>>

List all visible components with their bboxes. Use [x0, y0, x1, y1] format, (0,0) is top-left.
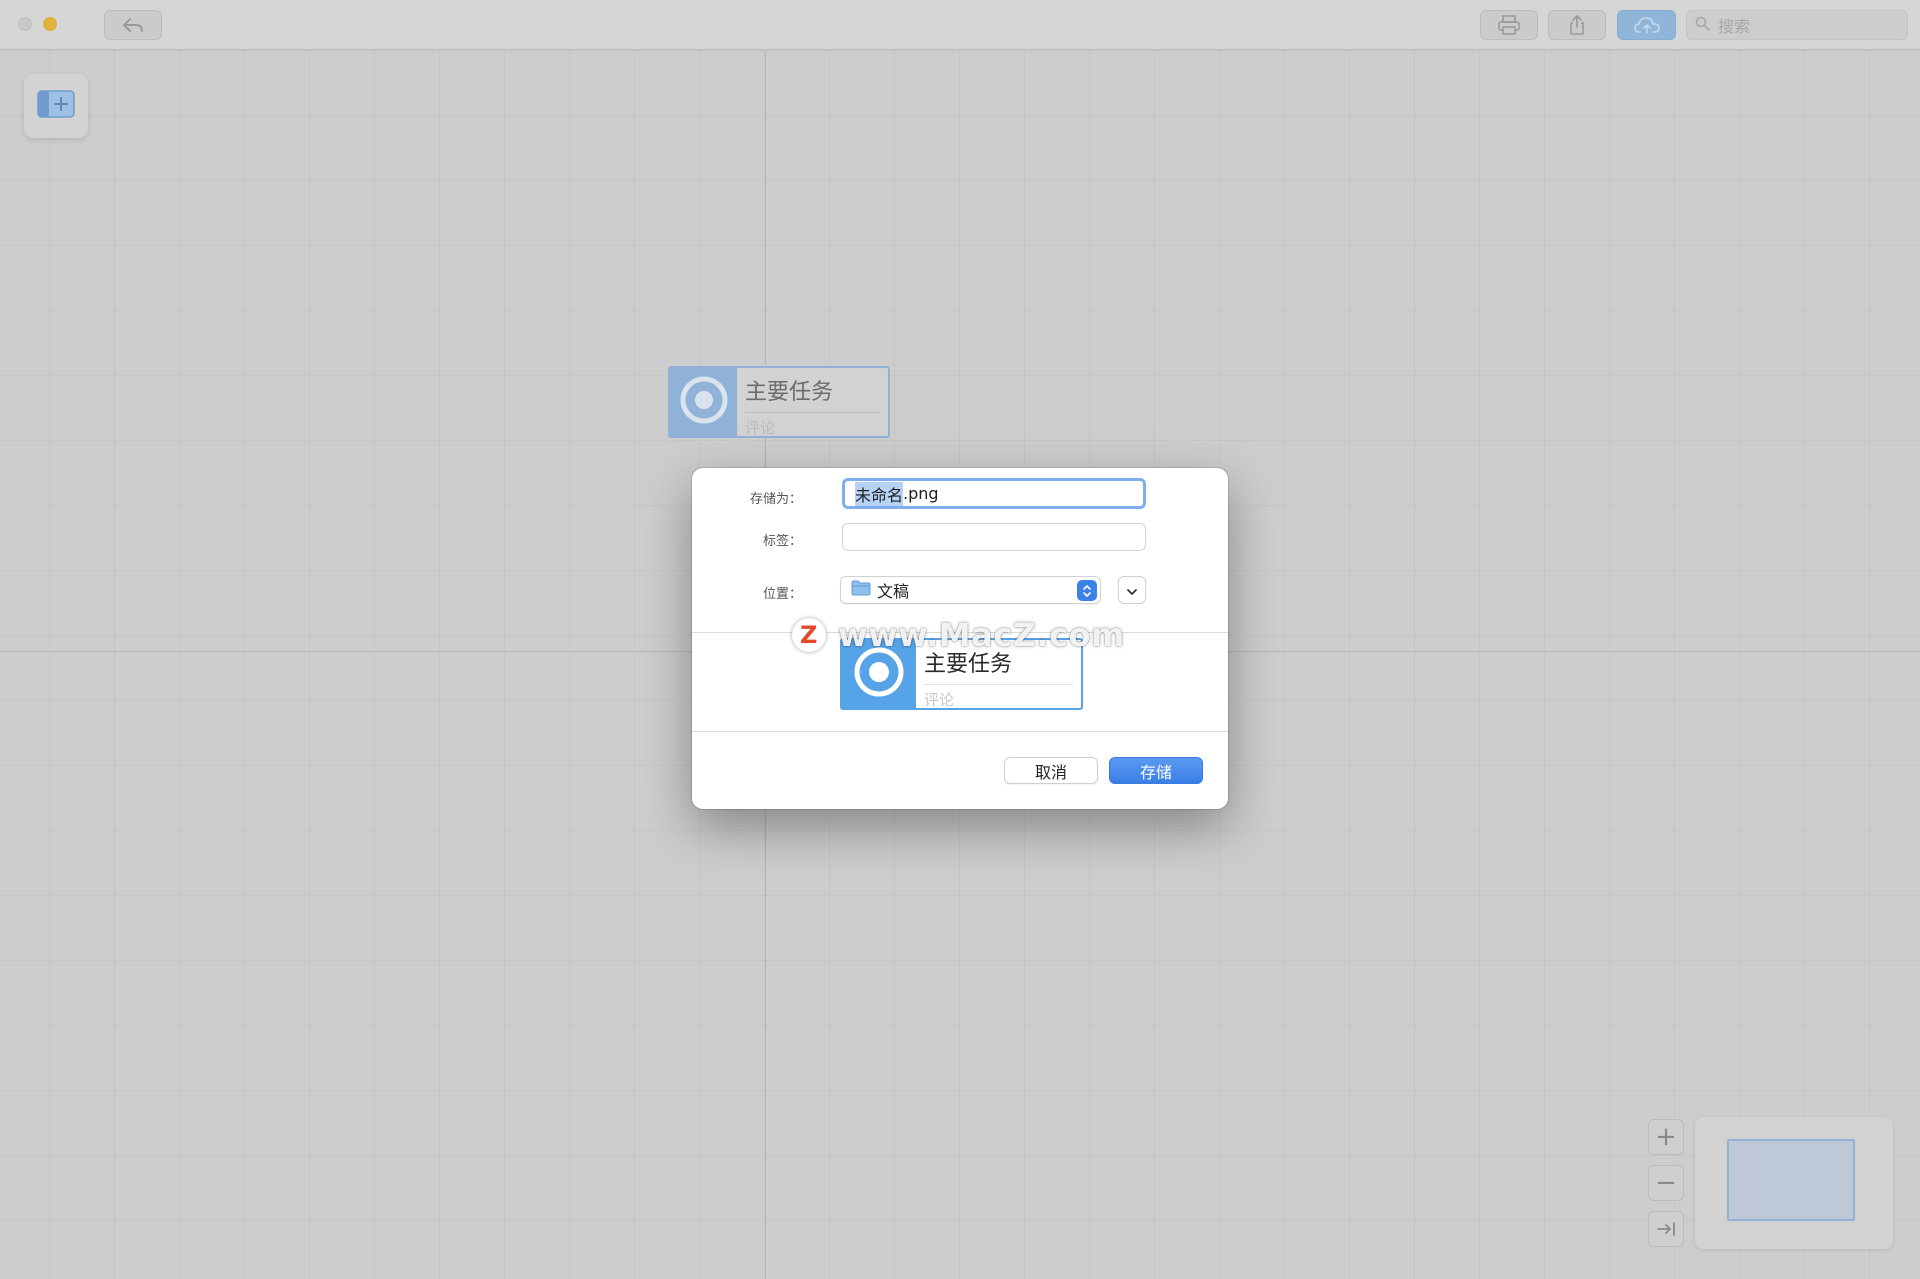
plus-icon: +	[1655, 1122, 1677, 1152]
save-button[interactable]: 存储	[1109, 757, 1203, 784]
save-as-label: 存储为：	[749, 492, 802, 507]
undo-button[interactable]	[104, 10, 162, 40]
task-node-icon-box	[670, 368, 737, 436]
print-icon	[1497, 15, 1521, 35]
minimap[interactable]	[1695, 1117, 1893, 1249]
divider	[692, 731, 1228, 732]
window-toolbar: 搜索	[0, 0, 1920, 50]
save-dialog: 存储为： 未命名 .png 标签： 位置： 文稿 主要任务 评论 Z www.M…	[692, 468, 1228, 809]
main-task-node[interactable]: 主要任务 评论	[668, 366, 890, 438]
arrow-to-edge-icon	[1656, 1214, 1676, 1244]
window-minimize-button[interactable]	[43, 17, 57, 31]
search-placeholder: 搜索	[1718, 17, 1751, 36]
search-field[interactable]: 搜索	[1686, 10, 1908, 40]
window-close-button[interactable]	[18, 17, 32, 31]
expand-dialog-button[interactable]	[1118, 576, 1146, 604]
filename-field[interactable]: 未命名 .png	[842, 478, 1146, 509]
node-comment: 评论	[745, 419, 776, 437]
location-select[interactable]: 文稿	[840, 576, 1101, 604]
watermark-text: www.MacZ.com	[838, 616, 1125, 654]
fit-to-screen-button[interactable]	[1648, 1211, 1684, 1247]
grid-line	[114, 50, 115, 1279]
add-sheet-icon	[37, 90, 75, 122]
undo-icon	[122, 17, 144, 33]
target-icon	[679, 375, 729, 429]
filename-selected-text: 未命名	[855, 481, 904, 506]
zoom-in-button[interactable]: +	[1648, 1119, 1684, 1155]
share-icon	[1568, 15, 1586, 35]
location-label: 位置：	[762, 587, 802, 602]
zoom-out-button[interactable]: −	[1648, 1165, 1684, 1201]
folder-icon	[851, 580, 871, 600]
watermark: Z www.MacZ.com	[792, 615, 1125, 655]
location-stepper-icon	[1077, 580, 1097, 601]
watermark-logo: Z	[792, 618, 826, 652]
tags-label: 标签：	[762, 534, 802, 549]
chevron-down-icon	[1126, 581, 1138, 600]
preview-node-comment: 评论	[924, 691, 955, 709]
minus-icon: −	[1655, 1168, 1677, 1198]
add-sheet-button[interactable]	[24, 74, 88, 138]
cloud-upload-icon	[1633, 16, 1660, 34]
node-title: 主要任务	[745, 374, 880, 413]
filename-extension: .png	[903, 484, 939, 503]
tags-field[interactable]	[842, 523, 1146, 551]
search-icon	[1695, 16, 1710, 35]
print-button[interactable]	[1480, 10, 1538, 40]
cloud-upload-button[interactable]	[1617, 10, 1676, 40]
minimap-viewport[interactable]	[1727, 1139, 1855, 1221]
grid-line	[1414, 50, 1415, 1279]
cancel-button[interactable]: 取消	[1004, 757, 1098, 784]
location-value: 文稿	[877, 582, 910, 601]
share-button[interactable]	[1548, 10, 1606, 40]
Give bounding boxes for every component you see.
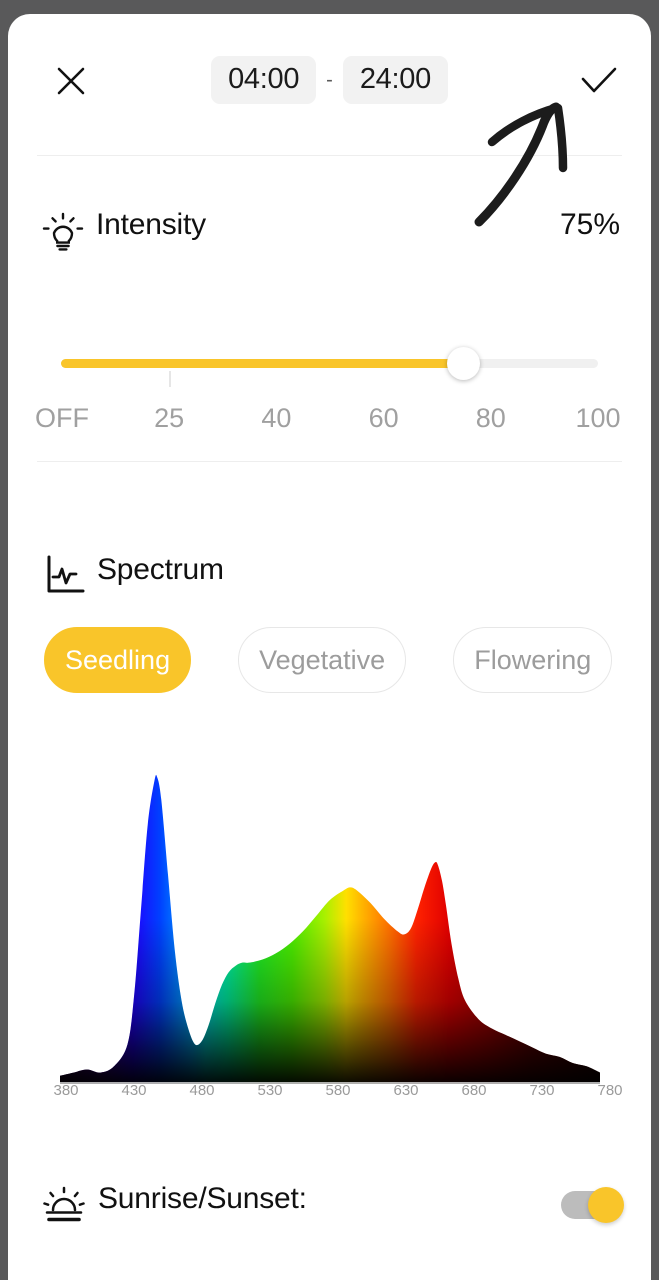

<<

» **課題**: 「1122, 1677, 1152]」を含む行から「731, 1228, 732]」を含む行までを、「divider」を「separator」に置き換えて書き直してもらえますか。それ以外の部分は一切変えないでください。

» **解答**:
plus-icon: +	[1655, 1122, 1677, 1152]
save-button[interactable]: 存储	[1109, 757, 1203, 784]
save-as-label: 存储为：	[749, 492, 802, 507]
undo-button[interactable]	[104, 10, 162, 40]
task-node-icon-box	[670, 368, 737, 436]
print-icon	[1497, 15, 1521, 35]
minimap[interactable]	[1695, 1117, 1893, 1249]
separator	[692, 731, 1228, 732]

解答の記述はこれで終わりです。